__YOUR INSTRUCTIONS__. Identify all lines in the data containing the string "MILES". Copy them out.

__EXERCISE MATERIAL__.
· · · · ·

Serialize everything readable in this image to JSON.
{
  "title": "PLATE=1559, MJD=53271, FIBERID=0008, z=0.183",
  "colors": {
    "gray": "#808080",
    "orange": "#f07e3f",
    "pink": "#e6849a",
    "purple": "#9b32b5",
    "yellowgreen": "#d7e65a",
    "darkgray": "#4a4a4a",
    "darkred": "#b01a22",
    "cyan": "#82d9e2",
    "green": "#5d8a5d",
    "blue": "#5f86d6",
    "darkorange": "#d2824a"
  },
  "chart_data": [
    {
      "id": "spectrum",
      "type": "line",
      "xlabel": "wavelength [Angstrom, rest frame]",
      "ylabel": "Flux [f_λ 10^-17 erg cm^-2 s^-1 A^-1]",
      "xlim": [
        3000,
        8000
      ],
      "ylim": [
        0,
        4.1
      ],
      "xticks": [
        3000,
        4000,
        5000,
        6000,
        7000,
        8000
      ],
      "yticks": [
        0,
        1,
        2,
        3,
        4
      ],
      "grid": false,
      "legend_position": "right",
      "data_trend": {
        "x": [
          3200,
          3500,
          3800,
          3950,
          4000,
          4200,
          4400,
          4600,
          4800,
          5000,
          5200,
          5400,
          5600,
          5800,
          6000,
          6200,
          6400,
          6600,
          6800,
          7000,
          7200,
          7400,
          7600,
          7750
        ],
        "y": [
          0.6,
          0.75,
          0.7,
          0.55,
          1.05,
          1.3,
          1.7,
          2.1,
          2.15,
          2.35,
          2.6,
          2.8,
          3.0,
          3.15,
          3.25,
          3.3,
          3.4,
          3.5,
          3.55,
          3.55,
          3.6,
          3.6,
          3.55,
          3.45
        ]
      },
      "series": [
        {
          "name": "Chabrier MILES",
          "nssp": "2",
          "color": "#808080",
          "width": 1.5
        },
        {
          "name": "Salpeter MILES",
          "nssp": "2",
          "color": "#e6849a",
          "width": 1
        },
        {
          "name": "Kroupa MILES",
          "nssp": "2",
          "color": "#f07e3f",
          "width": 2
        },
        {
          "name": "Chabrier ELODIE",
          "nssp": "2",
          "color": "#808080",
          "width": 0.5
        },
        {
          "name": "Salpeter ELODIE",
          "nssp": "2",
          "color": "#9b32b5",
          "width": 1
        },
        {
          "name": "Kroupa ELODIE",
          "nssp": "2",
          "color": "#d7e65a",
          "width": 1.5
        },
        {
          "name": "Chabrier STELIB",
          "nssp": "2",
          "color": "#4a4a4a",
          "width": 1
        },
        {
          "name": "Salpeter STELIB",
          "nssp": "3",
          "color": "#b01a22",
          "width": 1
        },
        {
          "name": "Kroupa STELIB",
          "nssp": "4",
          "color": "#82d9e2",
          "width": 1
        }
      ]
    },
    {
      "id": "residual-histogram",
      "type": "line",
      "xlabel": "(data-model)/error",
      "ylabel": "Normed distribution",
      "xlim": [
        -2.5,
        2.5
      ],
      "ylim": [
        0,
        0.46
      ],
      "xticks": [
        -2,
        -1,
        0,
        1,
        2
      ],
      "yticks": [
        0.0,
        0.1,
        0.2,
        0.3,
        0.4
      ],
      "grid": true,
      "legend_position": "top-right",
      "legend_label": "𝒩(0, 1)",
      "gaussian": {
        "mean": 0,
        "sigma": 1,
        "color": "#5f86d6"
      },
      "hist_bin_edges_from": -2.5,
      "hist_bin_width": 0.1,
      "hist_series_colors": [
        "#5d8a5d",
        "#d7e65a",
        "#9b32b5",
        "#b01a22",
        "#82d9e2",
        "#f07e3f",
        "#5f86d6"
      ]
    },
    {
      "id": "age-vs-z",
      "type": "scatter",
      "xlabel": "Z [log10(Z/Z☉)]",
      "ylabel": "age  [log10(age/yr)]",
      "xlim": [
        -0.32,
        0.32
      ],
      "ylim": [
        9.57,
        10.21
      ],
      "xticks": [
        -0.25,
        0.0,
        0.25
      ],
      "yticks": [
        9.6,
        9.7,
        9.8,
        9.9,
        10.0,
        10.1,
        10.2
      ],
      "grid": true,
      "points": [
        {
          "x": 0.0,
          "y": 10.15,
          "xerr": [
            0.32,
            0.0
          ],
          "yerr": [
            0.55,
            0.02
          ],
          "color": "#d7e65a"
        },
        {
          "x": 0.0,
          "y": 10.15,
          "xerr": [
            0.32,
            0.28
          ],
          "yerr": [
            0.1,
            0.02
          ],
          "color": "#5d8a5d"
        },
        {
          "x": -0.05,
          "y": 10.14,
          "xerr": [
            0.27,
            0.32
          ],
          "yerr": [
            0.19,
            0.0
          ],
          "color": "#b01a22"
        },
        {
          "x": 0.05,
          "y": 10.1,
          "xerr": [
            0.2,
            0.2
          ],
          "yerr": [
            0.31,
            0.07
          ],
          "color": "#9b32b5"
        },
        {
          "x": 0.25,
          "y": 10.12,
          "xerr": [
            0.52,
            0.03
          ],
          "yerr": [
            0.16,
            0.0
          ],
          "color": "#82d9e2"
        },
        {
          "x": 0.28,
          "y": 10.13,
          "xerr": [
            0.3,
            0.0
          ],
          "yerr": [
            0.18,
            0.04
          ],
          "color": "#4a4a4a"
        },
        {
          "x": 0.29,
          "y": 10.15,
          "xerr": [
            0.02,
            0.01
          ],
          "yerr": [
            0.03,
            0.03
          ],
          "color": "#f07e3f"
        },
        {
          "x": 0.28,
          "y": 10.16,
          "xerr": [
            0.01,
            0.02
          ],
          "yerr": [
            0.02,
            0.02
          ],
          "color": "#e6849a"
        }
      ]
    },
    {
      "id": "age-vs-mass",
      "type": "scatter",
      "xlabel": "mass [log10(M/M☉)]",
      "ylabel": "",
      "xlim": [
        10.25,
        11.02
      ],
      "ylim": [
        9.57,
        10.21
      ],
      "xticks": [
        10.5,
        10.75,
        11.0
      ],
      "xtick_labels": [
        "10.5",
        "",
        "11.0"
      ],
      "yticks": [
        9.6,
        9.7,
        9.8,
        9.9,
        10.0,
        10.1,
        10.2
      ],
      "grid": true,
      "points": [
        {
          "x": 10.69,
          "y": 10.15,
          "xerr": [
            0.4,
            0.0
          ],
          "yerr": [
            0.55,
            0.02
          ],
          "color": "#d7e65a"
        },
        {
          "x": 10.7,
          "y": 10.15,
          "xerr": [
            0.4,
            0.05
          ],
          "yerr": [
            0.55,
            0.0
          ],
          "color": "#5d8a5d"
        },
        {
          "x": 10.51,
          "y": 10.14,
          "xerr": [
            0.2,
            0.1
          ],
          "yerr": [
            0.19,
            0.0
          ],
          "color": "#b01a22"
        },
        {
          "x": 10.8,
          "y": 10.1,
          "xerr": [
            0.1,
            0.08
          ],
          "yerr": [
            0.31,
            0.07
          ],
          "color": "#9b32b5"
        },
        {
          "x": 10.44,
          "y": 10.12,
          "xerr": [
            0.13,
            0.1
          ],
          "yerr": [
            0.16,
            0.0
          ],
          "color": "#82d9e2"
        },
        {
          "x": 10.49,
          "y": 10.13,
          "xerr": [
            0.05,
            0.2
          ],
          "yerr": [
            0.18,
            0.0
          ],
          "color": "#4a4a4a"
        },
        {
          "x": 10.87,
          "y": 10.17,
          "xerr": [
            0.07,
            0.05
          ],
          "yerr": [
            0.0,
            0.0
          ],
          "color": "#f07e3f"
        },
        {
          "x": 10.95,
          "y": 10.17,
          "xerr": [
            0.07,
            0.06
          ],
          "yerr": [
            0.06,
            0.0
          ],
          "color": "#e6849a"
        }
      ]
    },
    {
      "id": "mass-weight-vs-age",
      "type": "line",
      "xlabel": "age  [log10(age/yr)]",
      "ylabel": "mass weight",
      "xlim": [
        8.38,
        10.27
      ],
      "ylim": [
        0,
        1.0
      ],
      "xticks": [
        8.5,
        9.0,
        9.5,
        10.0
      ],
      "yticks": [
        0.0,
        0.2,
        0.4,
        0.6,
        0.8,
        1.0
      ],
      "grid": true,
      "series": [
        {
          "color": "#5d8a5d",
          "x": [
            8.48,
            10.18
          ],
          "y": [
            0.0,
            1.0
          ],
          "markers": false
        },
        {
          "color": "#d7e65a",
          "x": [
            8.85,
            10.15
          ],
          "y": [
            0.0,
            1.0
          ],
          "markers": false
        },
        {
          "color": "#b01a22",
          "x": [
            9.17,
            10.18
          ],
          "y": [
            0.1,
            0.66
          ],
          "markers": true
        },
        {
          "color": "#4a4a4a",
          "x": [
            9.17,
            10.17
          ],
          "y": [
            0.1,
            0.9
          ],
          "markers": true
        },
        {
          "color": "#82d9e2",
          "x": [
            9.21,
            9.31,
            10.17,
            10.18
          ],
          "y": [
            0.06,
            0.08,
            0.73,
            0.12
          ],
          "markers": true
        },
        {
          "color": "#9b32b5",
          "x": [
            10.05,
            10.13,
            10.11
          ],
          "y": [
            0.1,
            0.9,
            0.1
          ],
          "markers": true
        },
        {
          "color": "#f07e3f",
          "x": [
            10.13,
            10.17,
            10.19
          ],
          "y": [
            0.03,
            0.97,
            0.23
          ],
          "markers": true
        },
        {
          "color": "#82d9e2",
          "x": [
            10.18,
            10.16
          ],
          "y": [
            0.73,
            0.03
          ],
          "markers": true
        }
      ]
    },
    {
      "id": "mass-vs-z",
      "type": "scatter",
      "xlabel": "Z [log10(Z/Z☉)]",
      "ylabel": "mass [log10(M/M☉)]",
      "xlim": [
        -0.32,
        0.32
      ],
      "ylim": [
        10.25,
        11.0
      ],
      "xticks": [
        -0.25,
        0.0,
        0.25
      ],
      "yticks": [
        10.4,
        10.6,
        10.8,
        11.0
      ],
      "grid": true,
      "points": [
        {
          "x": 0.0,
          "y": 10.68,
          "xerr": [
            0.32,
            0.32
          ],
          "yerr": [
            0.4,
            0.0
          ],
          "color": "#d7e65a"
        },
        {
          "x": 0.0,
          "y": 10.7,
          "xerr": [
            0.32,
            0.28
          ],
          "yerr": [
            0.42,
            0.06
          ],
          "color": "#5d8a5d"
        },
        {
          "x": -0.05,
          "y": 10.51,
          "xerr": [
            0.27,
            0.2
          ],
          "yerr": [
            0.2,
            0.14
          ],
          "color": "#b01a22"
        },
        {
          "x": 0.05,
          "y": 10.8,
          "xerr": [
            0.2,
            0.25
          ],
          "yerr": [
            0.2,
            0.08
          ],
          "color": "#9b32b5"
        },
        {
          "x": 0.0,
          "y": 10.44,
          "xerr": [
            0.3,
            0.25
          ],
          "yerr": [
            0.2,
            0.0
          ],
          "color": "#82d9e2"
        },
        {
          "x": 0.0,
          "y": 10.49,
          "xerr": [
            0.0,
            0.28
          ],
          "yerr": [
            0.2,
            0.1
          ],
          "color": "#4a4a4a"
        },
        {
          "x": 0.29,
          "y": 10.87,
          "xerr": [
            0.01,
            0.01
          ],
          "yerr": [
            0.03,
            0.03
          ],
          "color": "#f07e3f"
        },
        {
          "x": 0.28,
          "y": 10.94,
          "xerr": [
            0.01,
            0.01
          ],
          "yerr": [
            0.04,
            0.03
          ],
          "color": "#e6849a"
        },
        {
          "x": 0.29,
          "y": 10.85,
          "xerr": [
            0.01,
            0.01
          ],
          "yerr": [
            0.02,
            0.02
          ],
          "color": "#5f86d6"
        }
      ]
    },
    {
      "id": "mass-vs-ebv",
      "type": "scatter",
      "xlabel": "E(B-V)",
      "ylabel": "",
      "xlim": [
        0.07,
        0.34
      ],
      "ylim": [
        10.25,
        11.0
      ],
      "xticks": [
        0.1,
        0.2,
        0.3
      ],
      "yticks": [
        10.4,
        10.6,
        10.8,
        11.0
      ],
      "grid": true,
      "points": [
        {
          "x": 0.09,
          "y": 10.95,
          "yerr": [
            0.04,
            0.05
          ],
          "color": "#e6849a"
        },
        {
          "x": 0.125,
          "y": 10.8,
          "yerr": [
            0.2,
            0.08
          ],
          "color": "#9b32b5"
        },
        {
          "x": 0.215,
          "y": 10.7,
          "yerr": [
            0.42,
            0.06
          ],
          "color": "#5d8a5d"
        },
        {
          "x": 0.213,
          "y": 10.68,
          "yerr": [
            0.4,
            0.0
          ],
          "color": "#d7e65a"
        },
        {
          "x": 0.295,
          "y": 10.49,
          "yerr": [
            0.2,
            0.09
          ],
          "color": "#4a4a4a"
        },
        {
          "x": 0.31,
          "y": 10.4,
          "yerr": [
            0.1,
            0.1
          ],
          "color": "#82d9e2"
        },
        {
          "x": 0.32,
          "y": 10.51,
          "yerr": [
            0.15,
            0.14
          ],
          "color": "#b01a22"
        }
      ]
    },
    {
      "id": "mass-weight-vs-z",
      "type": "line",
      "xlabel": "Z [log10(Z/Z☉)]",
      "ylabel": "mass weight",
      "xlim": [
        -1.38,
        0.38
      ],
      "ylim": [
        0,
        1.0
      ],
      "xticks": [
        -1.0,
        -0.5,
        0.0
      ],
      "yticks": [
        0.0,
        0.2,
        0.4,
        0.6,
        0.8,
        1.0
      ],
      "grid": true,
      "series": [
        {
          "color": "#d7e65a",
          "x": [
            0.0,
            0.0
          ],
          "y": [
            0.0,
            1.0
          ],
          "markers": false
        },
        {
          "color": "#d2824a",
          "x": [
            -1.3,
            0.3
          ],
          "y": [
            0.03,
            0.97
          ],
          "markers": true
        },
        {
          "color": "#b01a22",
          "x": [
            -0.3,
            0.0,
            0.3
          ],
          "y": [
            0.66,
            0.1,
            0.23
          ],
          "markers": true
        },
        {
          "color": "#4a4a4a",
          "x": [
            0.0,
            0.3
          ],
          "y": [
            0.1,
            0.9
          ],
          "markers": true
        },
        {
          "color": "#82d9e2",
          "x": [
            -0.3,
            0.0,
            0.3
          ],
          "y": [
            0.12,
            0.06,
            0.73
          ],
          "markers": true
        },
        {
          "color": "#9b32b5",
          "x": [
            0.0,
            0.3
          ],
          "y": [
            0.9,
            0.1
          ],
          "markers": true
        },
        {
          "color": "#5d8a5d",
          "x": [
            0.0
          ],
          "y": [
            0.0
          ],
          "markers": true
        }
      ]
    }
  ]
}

· · · · ·

__CORRECT ANSWER__.
          "name": "Chabrier MILES",
          "name": "Salpeter MILES",
          "name": "Kroupa MILES",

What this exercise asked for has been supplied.